* BEGIN ENTRIES *
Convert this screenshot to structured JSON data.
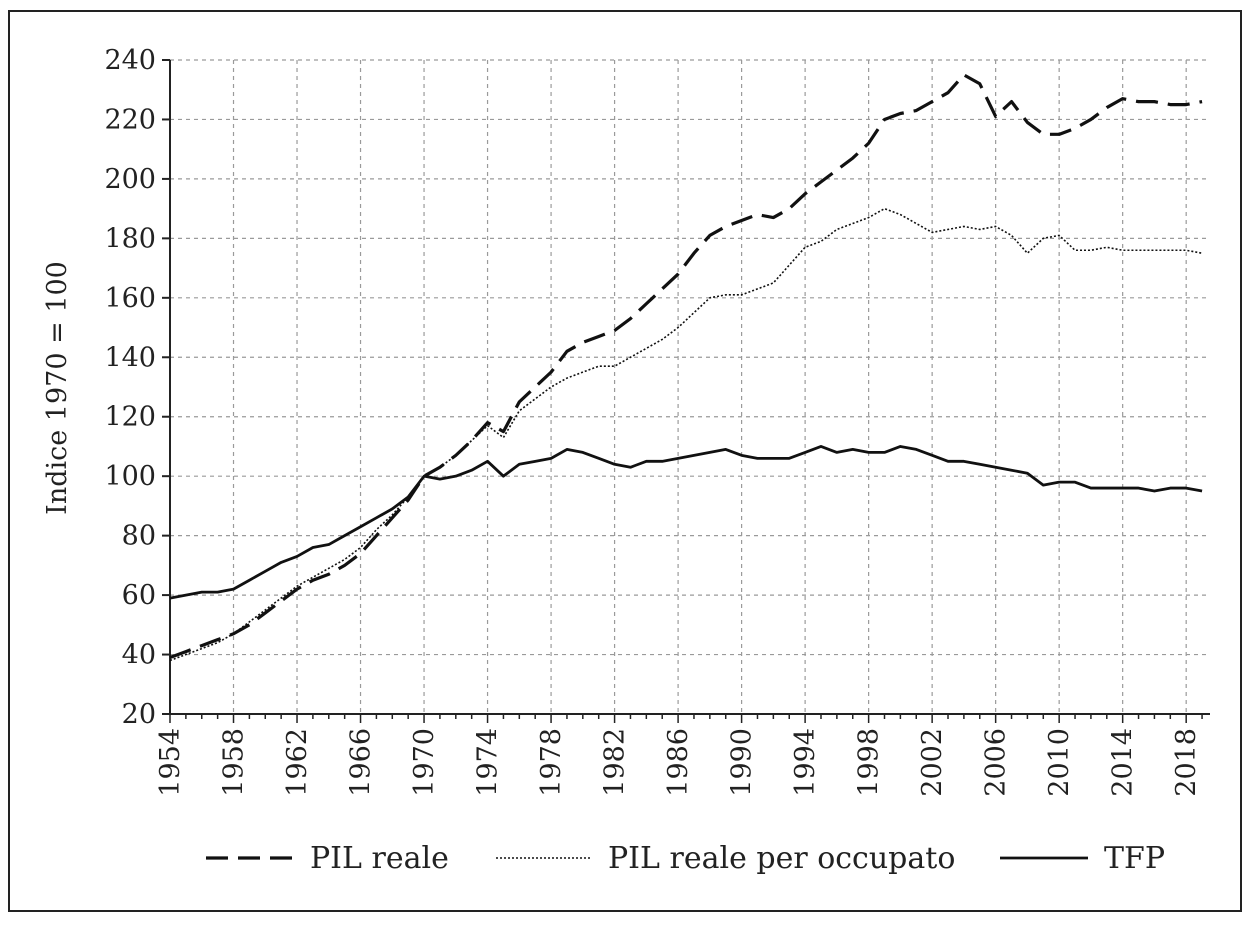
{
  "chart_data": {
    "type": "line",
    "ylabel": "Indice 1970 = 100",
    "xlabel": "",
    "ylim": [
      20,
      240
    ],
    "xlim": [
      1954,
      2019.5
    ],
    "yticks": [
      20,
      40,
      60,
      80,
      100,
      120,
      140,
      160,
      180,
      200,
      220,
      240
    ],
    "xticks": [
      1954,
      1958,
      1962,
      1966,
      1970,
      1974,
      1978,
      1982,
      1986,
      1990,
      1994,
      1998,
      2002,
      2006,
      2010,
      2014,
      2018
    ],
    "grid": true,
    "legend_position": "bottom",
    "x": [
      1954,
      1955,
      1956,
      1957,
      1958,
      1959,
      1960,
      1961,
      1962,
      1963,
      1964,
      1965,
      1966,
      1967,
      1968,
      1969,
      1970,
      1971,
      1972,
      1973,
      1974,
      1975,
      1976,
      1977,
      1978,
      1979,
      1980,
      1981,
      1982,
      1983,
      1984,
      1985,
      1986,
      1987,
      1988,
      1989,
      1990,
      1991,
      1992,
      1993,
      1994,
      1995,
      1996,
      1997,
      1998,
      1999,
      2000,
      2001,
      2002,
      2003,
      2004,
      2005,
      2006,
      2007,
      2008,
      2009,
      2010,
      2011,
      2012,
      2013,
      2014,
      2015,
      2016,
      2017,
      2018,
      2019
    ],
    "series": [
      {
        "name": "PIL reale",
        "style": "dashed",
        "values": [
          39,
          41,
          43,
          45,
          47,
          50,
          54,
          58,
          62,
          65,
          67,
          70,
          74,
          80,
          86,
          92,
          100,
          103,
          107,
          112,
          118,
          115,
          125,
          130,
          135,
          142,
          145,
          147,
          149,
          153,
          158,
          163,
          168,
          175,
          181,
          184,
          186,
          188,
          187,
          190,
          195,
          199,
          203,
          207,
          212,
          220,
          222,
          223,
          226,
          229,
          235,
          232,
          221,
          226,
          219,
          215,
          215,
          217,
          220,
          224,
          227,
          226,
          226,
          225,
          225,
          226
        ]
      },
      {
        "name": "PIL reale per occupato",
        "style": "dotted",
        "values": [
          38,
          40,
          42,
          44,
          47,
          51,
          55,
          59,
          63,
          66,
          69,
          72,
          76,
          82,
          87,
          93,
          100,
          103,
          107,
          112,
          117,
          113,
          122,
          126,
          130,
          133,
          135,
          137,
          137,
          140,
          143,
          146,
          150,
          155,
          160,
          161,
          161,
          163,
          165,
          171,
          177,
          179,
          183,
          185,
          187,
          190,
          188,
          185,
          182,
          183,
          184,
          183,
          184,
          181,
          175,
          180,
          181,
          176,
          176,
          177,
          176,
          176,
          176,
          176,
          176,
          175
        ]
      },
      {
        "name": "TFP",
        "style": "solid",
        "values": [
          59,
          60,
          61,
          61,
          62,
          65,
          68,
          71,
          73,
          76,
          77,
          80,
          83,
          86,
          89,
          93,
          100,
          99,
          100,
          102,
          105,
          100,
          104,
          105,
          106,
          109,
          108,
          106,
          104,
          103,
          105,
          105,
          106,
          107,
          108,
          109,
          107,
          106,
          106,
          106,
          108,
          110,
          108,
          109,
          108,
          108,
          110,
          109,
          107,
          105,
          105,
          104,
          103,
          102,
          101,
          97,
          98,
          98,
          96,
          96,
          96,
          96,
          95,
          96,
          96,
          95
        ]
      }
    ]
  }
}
* END ENTRIES *
* BEGIN ENTRIES *
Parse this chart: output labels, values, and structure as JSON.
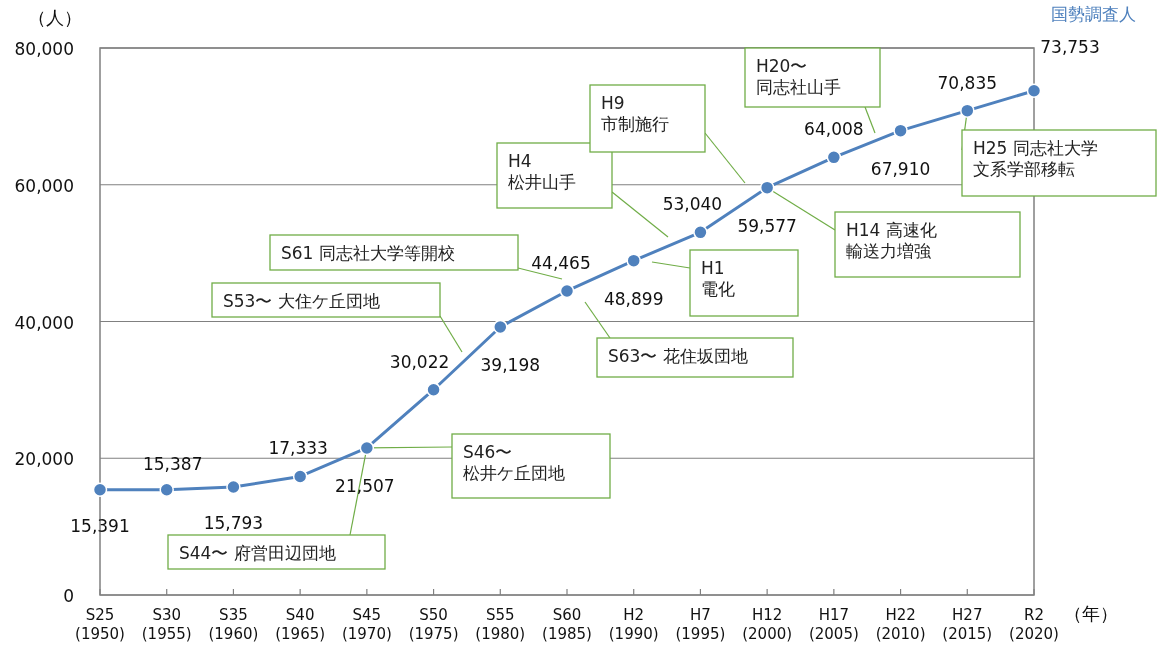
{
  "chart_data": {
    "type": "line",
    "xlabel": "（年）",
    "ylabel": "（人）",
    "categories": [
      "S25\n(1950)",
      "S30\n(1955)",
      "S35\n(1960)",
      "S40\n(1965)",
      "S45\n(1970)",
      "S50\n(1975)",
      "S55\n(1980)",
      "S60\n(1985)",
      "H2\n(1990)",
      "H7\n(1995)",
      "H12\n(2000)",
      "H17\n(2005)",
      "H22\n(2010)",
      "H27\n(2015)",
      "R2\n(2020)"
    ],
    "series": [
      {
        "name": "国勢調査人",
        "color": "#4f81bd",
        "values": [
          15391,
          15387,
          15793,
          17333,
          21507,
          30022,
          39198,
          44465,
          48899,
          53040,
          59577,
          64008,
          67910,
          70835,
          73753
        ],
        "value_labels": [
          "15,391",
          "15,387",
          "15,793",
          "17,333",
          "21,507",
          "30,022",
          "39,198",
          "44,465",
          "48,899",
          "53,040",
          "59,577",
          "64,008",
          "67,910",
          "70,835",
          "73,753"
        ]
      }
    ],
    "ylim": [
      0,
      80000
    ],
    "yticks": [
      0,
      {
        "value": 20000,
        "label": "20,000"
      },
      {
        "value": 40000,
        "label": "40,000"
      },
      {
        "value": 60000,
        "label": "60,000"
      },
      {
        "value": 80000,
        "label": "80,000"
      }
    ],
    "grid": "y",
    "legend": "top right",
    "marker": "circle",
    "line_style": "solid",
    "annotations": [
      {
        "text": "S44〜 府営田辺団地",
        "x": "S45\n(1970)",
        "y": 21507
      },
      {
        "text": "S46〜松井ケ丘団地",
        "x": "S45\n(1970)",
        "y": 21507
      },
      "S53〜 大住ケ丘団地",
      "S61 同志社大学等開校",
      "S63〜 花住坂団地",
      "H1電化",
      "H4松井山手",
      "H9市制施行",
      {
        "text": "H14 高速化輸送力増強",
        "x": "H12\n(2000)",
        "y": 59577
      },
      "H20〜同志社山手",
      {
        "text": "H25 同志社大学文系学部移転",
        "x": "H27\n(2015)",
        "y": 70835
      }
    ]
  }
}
* END ENTRIES *
▶ _SET TASK_
Identify each line in the entries with the word "text" and copy it.

▶ _SOLUTION FOR THIS TASK_
        "text": "S44〜 府営田辺団地",
        "text": "S46〜松井ケ丘団地",
        "text": "H14 高速化輸送力増強",
        "text": "H25 同志社大学文系学部移転",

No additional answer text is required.